Print the whole listing exactly.

--- BEGIN Material supplied ---

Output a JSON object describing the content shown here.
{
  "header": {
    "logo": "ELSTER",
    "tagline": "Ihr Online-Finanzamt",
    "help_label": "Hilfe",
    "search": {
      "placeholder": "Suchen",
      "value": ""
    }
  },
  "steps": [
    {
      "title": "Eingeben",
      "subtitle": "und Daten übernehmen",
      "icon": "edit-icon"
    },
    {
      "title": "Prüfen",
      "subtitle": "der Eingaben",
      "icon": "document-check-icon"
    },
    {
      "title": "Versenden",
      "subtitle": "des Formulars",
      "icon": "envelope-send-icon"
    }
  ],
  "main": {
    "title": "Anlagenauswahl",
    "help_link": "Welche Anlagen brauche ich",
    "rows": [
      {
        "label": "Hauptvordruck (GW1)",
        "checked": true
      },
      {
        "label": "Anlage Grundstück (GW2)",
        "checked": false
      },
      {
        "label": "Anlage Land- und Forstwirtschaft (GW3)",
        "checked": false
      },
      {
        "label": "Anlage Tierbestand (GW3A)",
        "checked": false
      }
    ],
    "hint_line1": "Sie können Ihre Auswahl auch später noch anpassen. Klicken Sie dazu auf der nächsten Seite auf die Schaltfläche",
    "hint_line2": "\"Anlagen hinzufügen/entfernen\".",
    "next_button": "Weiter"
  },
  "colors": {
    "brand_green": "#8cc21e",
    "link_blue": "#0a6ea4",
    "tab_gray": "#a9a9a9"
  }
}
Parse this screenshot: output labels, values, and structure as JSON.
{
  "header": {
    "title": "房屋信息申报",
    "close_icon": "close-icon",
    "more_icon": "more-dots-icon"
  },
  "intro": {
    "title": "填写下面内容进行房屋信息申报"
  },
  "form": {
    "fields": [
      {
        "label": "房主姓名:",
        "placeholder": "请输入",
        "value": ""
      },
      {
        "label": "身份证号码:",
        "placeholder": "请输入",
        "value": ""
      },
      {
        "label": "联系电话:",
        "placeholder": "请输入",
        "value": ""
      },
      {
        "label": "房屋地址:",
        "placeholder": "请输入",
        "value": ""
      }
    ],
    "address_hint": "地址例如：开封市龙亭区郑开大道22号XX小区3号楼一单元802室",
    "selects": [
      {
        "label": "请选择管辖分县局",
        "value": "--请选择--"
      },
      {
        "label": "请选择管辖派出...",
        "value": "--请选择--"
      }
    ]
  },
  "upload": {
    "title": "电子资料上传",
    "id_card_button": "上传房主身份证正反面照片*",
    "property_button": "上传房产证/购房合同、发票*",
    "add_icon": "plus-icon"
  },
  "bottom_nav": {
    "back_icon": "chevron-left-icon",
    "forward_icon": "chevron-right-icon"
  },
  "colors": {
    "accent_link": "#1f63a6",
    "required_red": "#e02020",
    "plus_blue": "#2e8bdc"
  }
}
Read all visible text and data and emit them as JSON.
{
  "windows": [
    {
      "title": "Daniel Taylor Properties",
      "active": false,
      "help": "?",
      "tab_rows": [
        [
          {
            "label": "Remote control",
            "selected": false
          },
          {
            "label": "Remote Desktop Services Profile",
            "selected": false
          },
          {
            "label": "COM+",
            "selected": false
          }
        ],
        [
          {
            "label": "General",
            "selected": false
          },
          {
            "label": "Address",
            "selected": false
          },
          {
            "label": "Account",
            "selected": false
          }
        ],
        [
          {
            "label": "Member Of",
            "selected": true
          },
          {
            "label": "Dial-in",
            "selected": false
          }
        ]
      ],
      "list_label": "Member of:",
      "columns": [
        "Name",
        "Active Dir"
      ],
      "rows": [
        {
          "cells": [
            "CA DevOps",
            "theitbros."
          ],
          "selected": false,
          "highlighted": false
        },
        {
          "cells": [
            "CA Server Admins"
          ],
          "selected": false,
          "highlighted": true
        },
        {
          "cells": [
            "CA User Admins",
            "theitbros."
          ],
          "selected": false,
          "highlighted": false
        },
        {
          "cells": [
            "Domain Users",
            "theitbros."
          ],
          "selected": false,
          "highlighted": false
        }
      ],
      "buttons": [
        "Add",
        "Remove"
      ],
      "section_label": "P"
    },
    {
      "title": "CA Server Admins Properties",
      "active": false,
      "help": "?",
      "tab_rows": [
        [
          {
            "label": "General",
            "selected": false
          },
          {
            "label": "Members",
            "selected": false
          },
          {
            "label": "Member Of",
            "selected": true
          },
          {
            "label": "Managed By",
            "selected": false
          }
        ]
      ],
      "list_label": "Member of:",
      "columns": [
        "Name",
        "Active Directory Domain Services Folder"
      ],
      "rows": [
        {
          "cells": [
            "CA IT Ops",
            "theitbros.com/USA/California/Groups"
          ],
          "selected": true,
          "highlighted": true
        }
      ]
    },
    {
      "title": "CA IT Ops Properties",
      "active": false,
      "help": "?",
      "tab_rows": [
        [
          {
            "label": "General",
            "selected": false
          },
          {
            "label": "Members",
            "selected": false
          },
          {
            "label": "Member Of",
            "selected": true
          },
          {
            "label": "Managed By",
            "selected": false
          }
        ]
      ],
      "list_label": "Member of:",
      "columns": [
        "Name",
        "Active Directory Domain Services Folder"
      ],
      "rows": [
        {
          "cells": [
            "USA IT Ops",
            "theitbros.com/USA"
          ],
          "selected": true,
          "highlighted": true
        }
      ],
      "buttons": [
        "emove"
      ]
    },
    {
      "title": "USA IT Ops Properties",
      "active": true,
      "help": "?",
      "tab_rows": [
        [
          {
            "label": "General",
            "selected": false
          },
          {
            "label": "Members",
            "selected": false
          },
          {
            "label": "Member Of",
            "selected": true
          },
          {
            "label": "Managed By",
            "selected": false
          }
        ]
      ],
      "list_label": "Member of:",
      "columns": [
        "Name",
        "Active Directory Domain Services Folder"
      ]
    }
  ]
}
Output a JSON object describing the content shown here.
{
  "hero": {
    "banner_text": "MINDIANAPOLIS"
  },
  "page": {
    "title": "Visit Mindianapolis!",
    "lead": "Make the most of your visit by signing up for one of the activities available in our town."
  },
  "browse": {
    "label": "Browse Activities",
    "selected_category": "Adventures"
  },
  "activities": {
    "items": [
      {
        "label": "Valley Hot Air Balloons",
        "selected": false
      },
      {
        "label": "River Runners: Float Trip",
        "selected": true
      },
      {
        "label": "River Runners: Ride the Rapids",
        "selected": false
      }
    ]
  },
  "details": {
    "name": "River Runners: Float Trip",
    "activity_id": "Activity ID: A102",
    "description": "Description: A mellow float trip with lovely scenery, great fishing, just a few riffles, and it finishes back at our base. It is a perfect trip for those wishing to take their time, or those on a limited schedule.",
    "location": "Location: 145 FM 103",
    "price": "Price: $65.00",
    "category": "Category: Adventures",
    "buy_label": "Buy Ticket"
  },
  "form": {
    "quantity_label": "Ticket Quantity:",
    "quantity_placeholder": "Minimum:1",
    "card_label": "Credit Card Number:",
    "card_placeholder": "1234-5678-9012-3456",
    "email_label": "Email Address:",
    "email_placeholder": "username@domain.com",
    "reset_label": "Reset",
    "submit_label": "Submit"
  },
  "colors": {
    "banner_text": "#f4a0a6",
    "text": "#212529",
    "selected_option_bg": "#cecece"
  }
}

--- END Material supplied ---

Response below =>
Output a JSON object describing the content shown here.
{
  "header": {
    "logo": "ELSTER",
    "tagline": "Ihr Online-Finanzamt",
    "help_label": "Hilfe",
    "search": {
      "placeholder": "Suchen",
      "value": ""
    }
  },
  "steps": [
    {
      "title": "Eingeben",
      "subtitle": "und Daten übernehmen",
      "icon": "edit-icon"
    },
    {
      "title": "Prüfen",
      "subtitle": "der Eingaben",
      "icon": "document-check-icon"
    },
    {
      "title": "Versenden",
      "subtitle": "des Formulars",
      "icon": "envelope-send-icon"
    }
  ],
  "main": {
    "title": "Anlagenauswahl",
    "help_link": "Welche Anlagen brauche ich",
    "rows": [
      {
        "label": "Hauptvordruck (GW1)",
        "checked": true
      },
      {
        "label": "Anlage Grundstück (GW2)",
        "checked": false
      },
      {
        "label": "Anlage Land- und Forstwirtschaft (GW3)",
        "checked": false
      },
      {
        "label": "Anlage Tierbestand (GW3A)",
        "checked": false
      }
    ],
    "hint_line1": "Sie können Ihre Auswahl auch später noch anpassen. Klicken Sie dazu auf der nächsten Seite auf die Schaltfläche",
    "hint_line2": "\"Anlagen hinzufügen/entfernen\".",
    "next_button": "Weiter"
  },
  "colors": {
    "brand_green": "#8cc21e",
    "link_blue": "#0a6ea4",
    "tab_gray": "#a9a9a9"
  }
}
Parse this screenshot: output labels, values, and structure as JSON.
{
  "header": {
    "title": "房屋信息申报",
    "close_icon": "close-icon",
    "more_icon": "more-dots-icon"
  },
  "intro": {
    "title": "填写下面内容进行房屋信息申报"
  },
  "form": {
    "fields": [
      {
        "label": "房主姓名:",
        "placeholder": "请输入",
        "value": ""
      },
      {
        "label": "身份证号码:",
        "placeholder": "请输入",
        "value": ""
      },
      {
        "label": "联系电话:",
        "placeholder": "请输入",
        "value": ""
      },
      {
        "label": "房屋地址:",
        "placeholder": "请输入",
        "value": ""
      }
    ],
    "address_hint": "地址例如：开封市龙亭区郑开大道22号XX小区3号楼一单元802室",
    "selects": [
      {
        "label": "请选择管辖分县局",
        "value": "--请选择--"
      },
      {
        "label": "请选择管辖派出...",
        "value": "--请选择--"
      }
    ]
  },
  "upload": {
    "title": "电子资料上传",
    "id_card_button": "上传房主身份证正反面照片*",
    "property_button": "上传房产证/购房合同、发票*",
    "add_icon": "plus-icon"
  },
  "bottom_nav": {
    "back_icon": "chevron-left-icon",
    "forward_icon": "chevron-right-icon"
  },
  "colors": {
    "accent_link": "#1f63a6",
    "required_red": "#e02020",
    "plus_blue": "#2e8bdc"
  }
}
Read all visible text and data and emit them as JSON.
{
  "windows": [
    {
      "title": "Daniel Taylor Properties",
      "active": false,
      "help": "?",
      "tab_rows": [
        [
          {
            "label": "Remote control",
            "selected": false
          },
          {
            "label": "Remote Desktop Services Profile",
            "selected": false
          },
          {
            "label": "COM+",
            "selected": false
          }
        ],
        [
          {
            "label": "General",
            "selected": false
          },
          {
            "label": "Address",
            "selected": false
          },
          {
            "label": "Account",
            "selected": false
          }
        ],
        [
          {
            "label": "Member Of",
            "selected": true
          },
          {
            "label": "Dial-in",
            "selected": false
          }
        ]
      ],
      "list_label": "Member of:",
      "columns": [
        "Name",
        "Active Dir"
      ],
      "rows": [
        {
          "cells": [
            "CA DevOps",
            "theitbros."
          ],
          "selected": false,
          "highlighted": false
        },
        {
          "cells": [
            "CA Server Admins"
          ],
          "selected": false,
          "highlighted": true
        },
        {
          "cells": [
            "CA User Admins",
            "theitbros."
          ],
          "selected": false,
          "highlighted": false
        },
        {
          "cells": [
            "Domain Users",
            "theitbros."
          ],
          "selected": false,
          "highlighted": false
        }
      ],
      "buttons": [
        "Add",
        "Remove"
      ],
      "section_label": "P"
    },
    {
      "title": "CA Server Admins Properties",
      "active": false,
      "help": "?",
      "tab_rows": [
        [
          {
            "label": "General",
            "selected": false
          },
          {
            "label": "Members",
            "selected": false
          },
          {
            "label": "Member Of",
            "selected": true
          },
          {
            "label": "Managed By",
            "selected": false
          }
        ]
      ],
      "list_label": "Member of:",
      "columns": [
        "Name",
        "Active Directory Domain Services Folder"
      ],
      "rows": [
        {
          "cells": [
            "CA IT Ops",
            "theitbros.com/USA/California/Groups"
          ],
          "selected": true,
          "highlighted": true
        }
      ]
    },
    {
      "title": "CA IT Ops Properties",
      "active": false,
      "help": "?",
      "tab_rows": [
        [
          {
            "label": "General",
            "selected": false
          },
          {
            "label": "Members",
            "selected": false
          },
          {
            "label": "Member Of",
            "selected": true
          },
          {
            "label": "Managed By",
            "selected": false
          }
        ]
      ],
      "list_label": "Member of:",
      "columns": [
        "Name",
        "Active Directory Domain Services Folder"
      ],
      "rows": [
        {
          "cells": [
            "USA IT Ops",
            "theitbros.com/USA"
          ],
          "selected": true,
          "highlighted": true
        }
      ],
      "buttons": [
        "emove"
      ]
    },
    {
      "title": "USA IT Ops Properties",
      "active": true,
      "help": "?",
      "tab_rows": [
        [
          {
            "label": "General",
            "selected": false
          },
          {
            "label": "Members",
            "selected": false
          },
          {
            "label": "Member Of",
            "selected": true
          },
          {
            "label": "Managed By",
            "selected": false
          }
        ]
      ],
      "list_label": "Member of:",
      "columns": [
        "Name",
        "Active Directory Domain Services Folder"
      ]
    }
  ]
}
Output a JSON object describing the content shown here.
{
  "hero": {
    "banner_text": "MINDIANAPOLIS"
  },
  "page": {
    "title": "Visit Mindianapolis!",
    "lead": "Make the most of your visit by signing up for one of the activities available in our town."
  },
  "browse": {
    "label": "Browse Activities",
    "selected_category": "Adventures"
  },
  "activities": {
    "items": [
      {
        "label": "Valley Hot Air Balloons",
        "selected": false
      },
      {
        "label": "River Runners: Float Trip",
        "selected": true
      },
      {
        "label": "River Runners: Ride the Rapids",
        "selected": false
      }
    ]
  },
  "details": {
    "name": "River Runners: Float Trip",
    "activity_id": "Activity ID: A102",
    "description": "Description: A mellow float trip with lovely scenery, great fishing, just a few riffles, and it finishes back at our base. It is a perfect trip for those wishing to take their time, or those on a limited schedule.",
    "location": "Location: 145 FM 103",
    "price": "Price: $65.00",
    "category": "Category: Adventures",
    "buy_label": "Buy Ticket"
  },
  "form": {
    "quantity_label": "Ticket Quantity:",
    "quantity_placeholder": "Minimum:1",
    "card_label": "Credit Card Number:",
    "card_placeholder": "1234-5678-9012-3456",
    "email_label": "Email Address:",
    "email_placeholder": "username@domain.com",
    "reset_label": "Reset",
    "submit_label": "Submit"
  },
  "colors": {
    "banner_text": "#f4a0a6",
    "text": "#212529",
    "selected_option_bg": "#cecece"
  }
}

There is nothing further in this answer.